- _Task to carry out_
Where the records below show the word "JSON" in a line, please copy that line.

(Beginning of Data to examine)

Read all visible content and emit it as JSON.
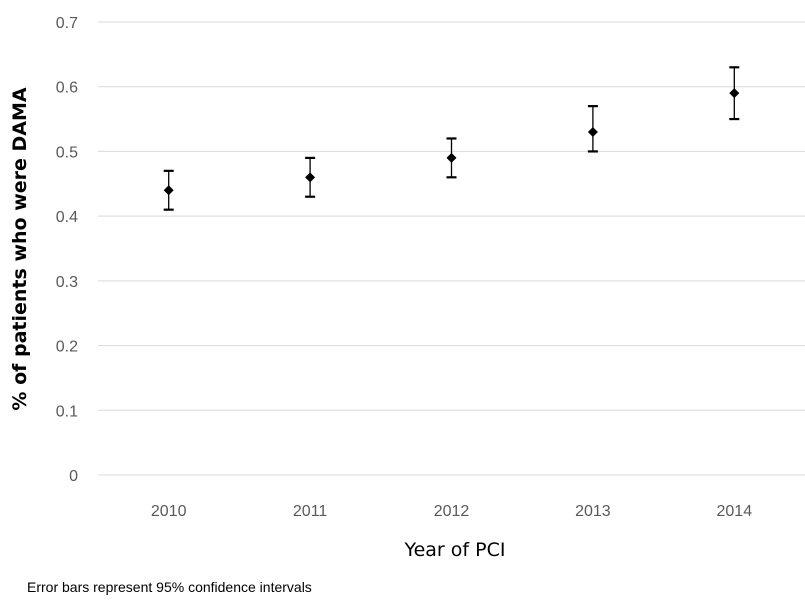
{
  "chart_data": {
    "type": "scatter",
    "ylabel": "% of patients who were DAMA",
    "xlabel": "Year of PCI",
    "note": "Error bars represent 95% confidence intervals",
    "categories": [
      "2010",
      "2011",
      "2012",
      "2013",
      "2014"
    ],
    "series": [
      {
        "values": [
          0.44,
          0.46,
          0.49,
          0.53,
          0.59
        ],
        "ci_lower": [
          0.41,
          0.43,
          0.46,
          0.5,
          0.55
        ],
        "ci_upper": [
          0.47,
          0.49,
          0.52,
          0.57,
          0.63
        ]
      }
    ],
    "ylim": [
      0,
      0.7
    ],
    "yticks": [
      "0",
      "0.1",
      "0.2",
      "0.3",
      "0.4",
      "0.5",
      "0.6",
      "0.7"
    ],
    "grid": true,
    "legend": "none",
    "colors": {
      "marker": "#000000",
      "grid": "#d9d9d9",
      "tick_text": "#595959"
    }
  }
}
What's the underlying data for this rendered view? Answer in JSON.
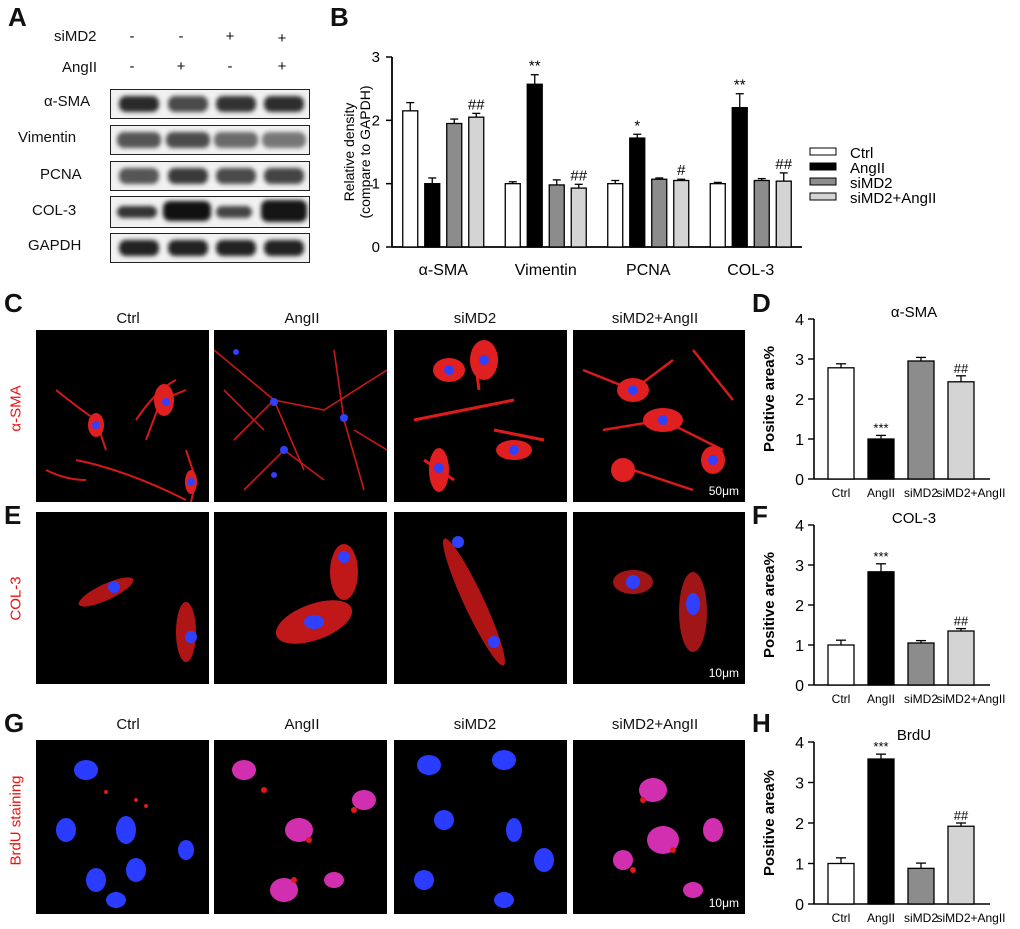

(End of Data to examine)

- _Task solution_
Read all visible content and emit it as JSON.
What's the underlying data for this rendered view? Answer in JSON.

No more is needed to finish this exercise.